▸ Exercise prompt:
Go through the records and show each line where the word "Fairness" occurs.

[BEGIN]

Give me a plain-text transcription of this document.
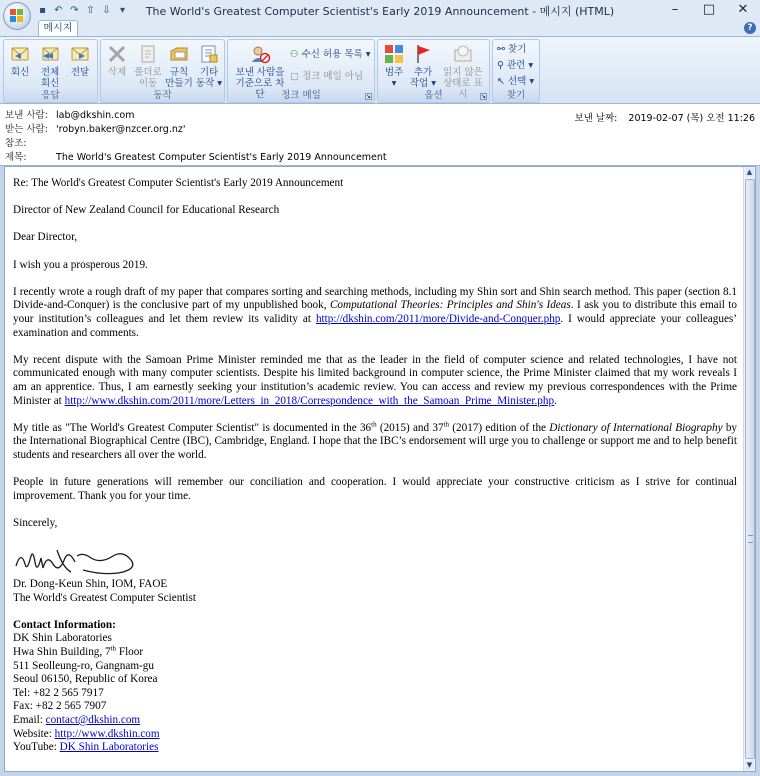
▪ ↶ ↷ ⇧ ⇩ ▾	The World's Greatest Computer Scientist's Early 2019 Announcement - 메시지 (HTML)	–	□	✕
메시지	?
회신	전체
회신
전달
응답
삭제 폴더로
이동
규칙
만들기
기타
동작 ▾
동작
보낸 사람을
기준으로 차단
⚇ 수신 허용 목록 ▾
▢ 정크 메일 아님
정크 메일	↘
범주
▾
추가
작업 ▾
읽지 않은
상태로 표시
옵션	↘
⚯ 찾기
⚲ 관련 ▾
↖ 선택 ▾
찾기
보낸 사람: lab@dkshin.com
받는 사람: 'robyn.baker@nzcer.org.nz'
참조:
제목:	The World's Greatest Computer Scientist's Early 2019 Announcement
보낸 날짜: 2019-02-07 (목) 오전 11:26

Re: The World's Greatest Computer Scientist's Early 2019 Announcement

Director of New Zealand Council for Educational Research

Dear Director,

I wish you a prosperous 2019.

I recently wrote a rough draft of my paper that compares sorting and searching methods, including my Shin sort and Shin search method. This paper (section 8.1 Divide-and-Conquer) is the conclusive part of my unpublished book, Computational Theories: Principles and Shin's Ideas. I ask you to distribute this email to your institution’s colleagues and let them review its validity at http://dkshin.com/2011/more/Divide-and-Conquer.php. I would appreciate your colleagues’ examination and comments.

My recent dispute with the Samoan Prime Minister reminded me that as the leader in the field of computer science and related technologies, I have not communicated enough with many computer scientists. Despite his limited background in computer science, the Prime Minister claimed that my work reveals I am an apprentice. Thus, I am earnestly seeking your institution’s academic review. You can access and review my previous correspondences with the Prime Minister at http://www.dkshin.com/2011/more/Letters_in_2018/Correspondence_with_the_Samoan_Prime_Minister.php.

My title as "The World's Greatest Computer Scientist" is documented in the 36th (2015) and 37th (2017) edition of the Dictionary of International Biography by the International Biographical Centre (IBC), Cambridge, England. I hope that the IBC’s endorsement will urge you to challenge or support me and to help benefit students and researchers all over the world.

People in future generations will remember our conciliation and cooperation. I would appreciate your constructive criticism as I strive for continual improvement. Thank you for your time.

Sincerely,

Dr. Dong-Keun Shin, IOM, FAOE
The World's Greatest Computer Scientist
Contact Information:
DK Shin Laboratories
Hwa Shin Building, 7th Floor
511 Seolleung-ro, Gangnam-gu
Seoul 06150, Republic of Korea
Tel: +82 2 565 7917
Fax: +82 2 565 7907
Email: contact@dkshin.com
Website: http://www.dkshin.com
YouTube: DK Shin Laboratories
▲
▼
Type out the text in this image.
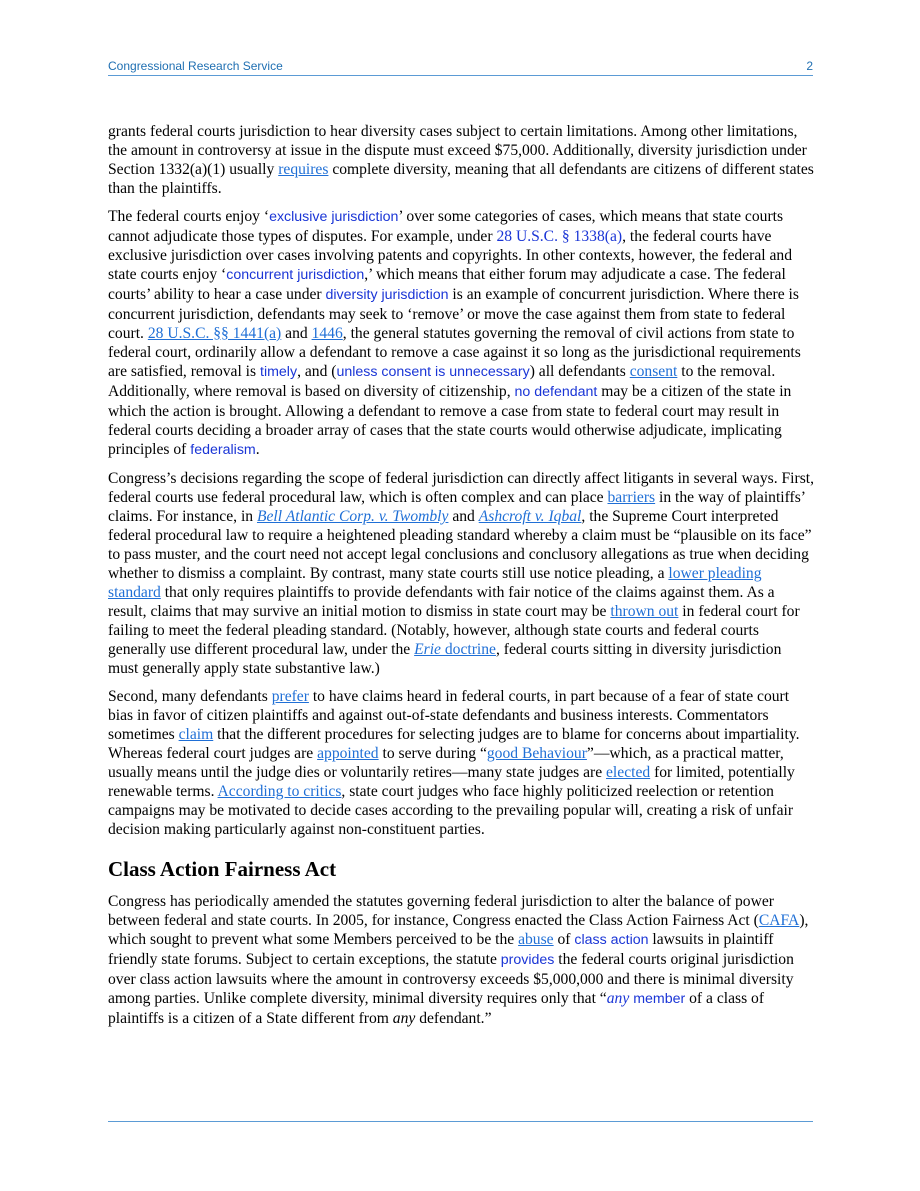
Congressional Research Service	2

grants federal courts jurisdiction to hear diversity cases subject to certain limitations. Among other limitations, the amount in controversy at issue in the dispute must exceed $75,000. Additionally, diversity jurisdiction under Section 1332(a)(1) usually requires complete diversity, meaning that all defendants are citizens of different states than the plaintiffs.

The federal courts enjoy ‘exclusive jurisdiction’ over some categories of cases, which means that state courts cannot adjudicate those types of disputes. For example, under 28 U.S.C. § 1338(a), the federal courts have exclusive jurisdiction over cases involving patents and copyrights. In other contexts, however, the federal and state courts enjoy ‘concurrent jurisdiction,’ which means that either forum may adjudicate a case. The federal courts’ ability to hear a case under diversity jurisdiction is an example of concurrent jurisdiction. Where there is concurrent jurisdiction, defendants may seek to ‘remove’ or move the case against them from state to federal court. 28 U.S.C. §§ 1441(a) and 1446, the general statutes governing the removal of civil actions from state to federal court, ordinarily allow a defendant to remove a case against it so long as the jurisdictional requirements are satisfied, removal is timely, and (unless consent is unnecessary) all defendants consent to the removal. Additionally, where removal is based on diversity of citizenship, no defendant may be a citizen of the state in which the action is brought. Allowing a defendant to remove a case from state to federal court may result in federal courts deciding a broader array of cases that the state courts would otherwise adjudicate, implicating principles of federalism.

Congress’s decisions regarding the scope of federal jurisdiction can directly affect litigants in several ways. First, federal courts use federal procedural law, which is often complex and can place barriers in the way of plaintiffs’ claims. For instance, in Bell Atlantic Corp. v. Twombly and Ashcroft v. Iqbal, the Supreme Court interpreted federal procedural law to require a heightened pleading standard whereby a claim must be “plausible on its face” to pass muster, and the court need not accept legal conclusions and conclusory allegations as true when deciding whether to dismiss a complaint. By contrast, many state courts still use notice pleading, a lower pleading standard that only requires plaintiffs to provide defendants with fair notice of the claims against them. As a result, claims that may survive an initial motion to dismiss in state court may be thrown out in federal court for failing to meet the federal pleading standard. (Notably, however, although state courts and federal courts generally use different procedural law, under the Erie doctrine, federal courts sitting in diversity jurisdiction must generally apply state substantive law.)

Second, many defendants prefer to have claims heard in federal courts, in part because of a fear of state court bias in favor of citizen plaintiffs and against out-of-state defendants and business interests. Commentators sometimes claim that the different procedures for selecting judges are to blame for concerns about impartiality. Whereas federal court judges are appointed to serve during “good Behaviour”—which, as a practical matter, usually means until the judge dies or voluntarily retires—many state judges are elected for limited, potentially renewable terms. According to critics, state court judges who face highly politicized reelection or retention campaigns may be motivated to decide cases according to the prevailing popular will, creating a risk of unfair decision making particularly against non-constituent parties.

Class Action Fairness Act

Congress has periodically amended the statutes governing federal jurisdiction to alter the balance of power between federal and state courts. In 2005, for instance, Congress enacted the Class Action Fairness Act (CAFA), which sought to prevent what some Members perceived to be the abuse of class action lawsuits in plaintiff friendly state forums. Subject to certain exceptions, the statute provides the federal courts original jurisdiction over class action lawsuits where the amount in controversy exceeds $5,000,000 and there is minimal diversity among parties. Unlike complete diversity, minimal diversity requires only that “any member of a class of plaintiffs is a citizen of a State different from any defendant.”
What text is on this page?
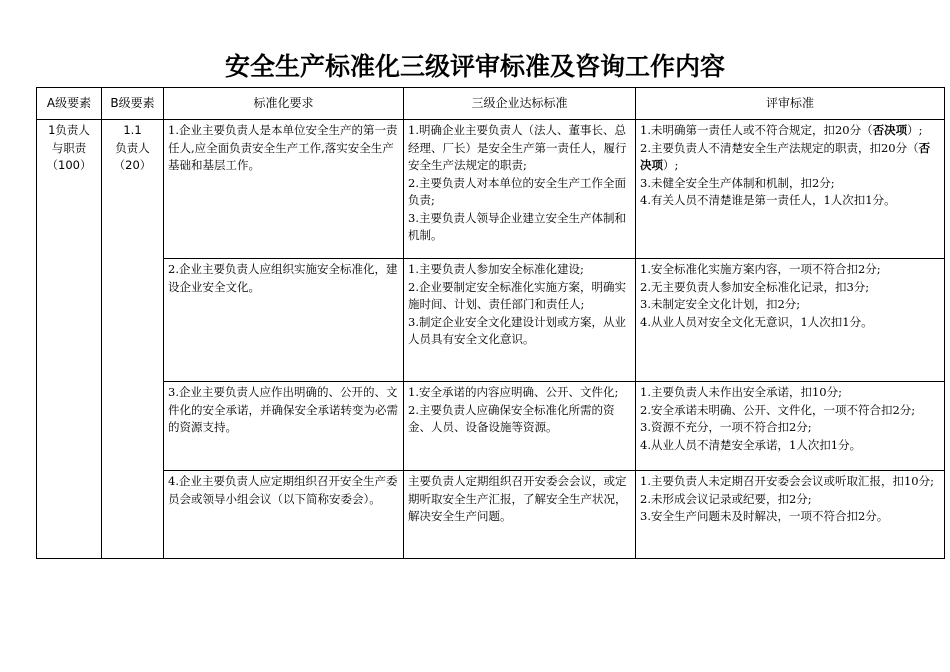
安全生产标准化三级评审标准及咨询工作内容
A级要素	B级要素	标准化要求	三级企业达标标准	评审标准

1负责人
与职责
（100）	1.1
负责人
（20）	1.企业主要负责人是本单位安全生产的第一责任人,应全面负责安全生产工作,落实安全生产基础和基层工作。	1.明确企业主要负责人（法人、董事长、总经理、厂长）是安全生产第一责任人，履行安全生产法规定的职责;
2.主要负责人对本单位的安全生产工作全面负责;
3.主要负责人领导企业建立安全生产体制和机制。	1.未明确第一责任人或不符合规定，扣20分（否决项）;
2.主要负责人不清楚安全生产法规定的职责，扣20分（否决项）;
3.未健全安全生产体制和机制，扣2分;
4.有关人员不清楚谁是第一责任人，1人次扣1分。

		2.企业主要负责人应组织实施安全标准化，建设企业安全文化。	1.主要负责人参加安全标准化建设;
2.企业要制定安全标准化实施方案，明确实施时间、计划、责任部门和责任人;
3.制定企业安全文化建设计划或方案，从业人员具有安全文化意识。	1.安全标准化实施方案内容，一项不符合扣2分;
2.无主要负责人参加安全标准化记录，扣3分;
3.未制定安全文化计划，扣2分;
4.从业人员对安全文化无意识，1人次扣1分。

		3.企业主要负责人应作出明确的、公开的、文件化的安全承诺，并确保安全承诺转变为必需的资源支持。	1.安全承诺的内容应明确、公开、文件化;
2.主要负责人应确保安全标准化所需的资金、人员、设备设施等资源。	1.主要负责人未作出安全承诺，扣10分;
2.安全承诺未明确、公开、文件化，一项不符合扣2分;
3.资源不充分，一项不符合扣2分;
4.从业人员不清楚安全承诺，1人次扣1分。

		4.企业主要负责人应定期组织召开安全生产委员会或领导小组会议（以下简称安委会）。	主要负责人定期组织召开安委会会议，或定期听取安全生产汇报，了解安全生产状况，解决安全生产问题。	1.主要负责人未定期召开安委会会议或听取汇报，扣10分;
2.未形成会议记录或纪要，扣2分;
3.安全生产问题未及时解决，一项不符合扣2分。
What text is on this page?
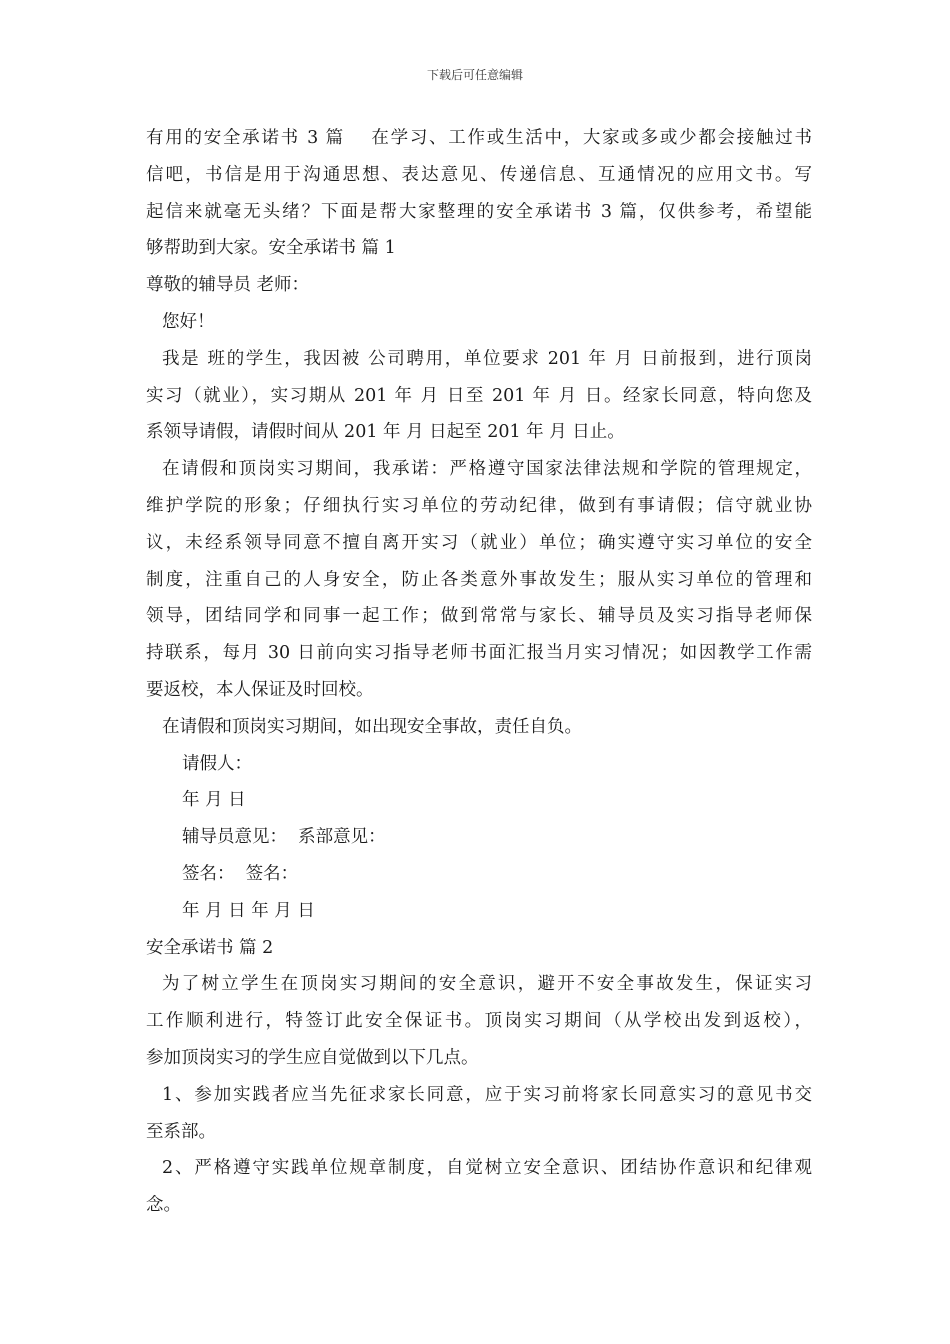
下载后可任意编辑
有用的安全承诺书 3 篇　 在学习、工作或生活中，大家或多或少都会接触过书
信吧，书信是用于沟通思想、表达意见、传递信息、互通情况的应用文书。写
起信来就毫无头绪？下面是帮大家整理的安全承诺书 3 篇，仅供参考，希望能
够帮助到大家。安全承诺书 篇 1
尊敬的辅导员 老师：
您好！
我是 班的学生，我因被 公司聘用，单位要求 201 年 月 日前报到，进行顶岗
实习（就业），实习期从 201 年 月 日至 201 年 月 日。经家长同意，特向您及
系领导请假，请假时间从 201 年 月 日起至 201 年 月 日止。
在请假和顶岗实习期间，我承诺：严格遵守国家法律法规和学院的管理规定，
维护学院的形象；仔细执行实习单位的劳动纪律，做到有事请假；信守就业协
议，未经系领导同意不擅自离开实习（就业）单位；确实遵守实习单位的安全
制度，注重自己的人身安全，防止各类意外事故发生；服从实习单位的管理和
领导，团结同学和同事一起工作；做到常常与家长、辅导员及实习指导老师保
持联系，每月 30 日前向实习指导老师书面汇报当月实习情况；如因教学工作需
要返校，本人保证及时回校。
在请假和顶岗实习期间，如出现安全事故，责任自负。
请假人：
年 月 日
辅导员意见：  系部意见：
签名：  签名：
年 月 日 年 月 日
安全承诺书 篇 2
为了树立学生在顶岗实习期间的安全意识，避开不安全事故发生，保证实习
工作顺利进行，特签订此安全保证书。顶岗实习期间（从学校出发到返校），
参加顶岗实习的学生应自觉做到以下几点。
1、参加实践者应当先征求家长同意，应于实习前将家长同意实习的意见书交
至系部。
2、严格遵守实践单位规章制度，自觉树立安全意识、团结协作意识和纪律观
念。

[END]

▸ Problem solution:
Class Action Fairness Act
Congress has periodically amended the statutes governing federal jurisdiction to alter the balance of power between federal and state courts. In 2005, for instance, Congress enacted the Class Action Fairness Act (CAFA), which sought to prevent what some Members perceived to be the abuse of class action lawsuits in plaintiff friendly state forums. Subject to certain exceptions, the statute provides the federal courts original jurisdiction over class action lawsuits where the amount in controversy exceeds $5,000,000 and there is minimal diversity among parties. Unlike complete diversity, minimal diversity requires only that “any member of a class of plaintiffs is a citizen of a State different from any defendant.”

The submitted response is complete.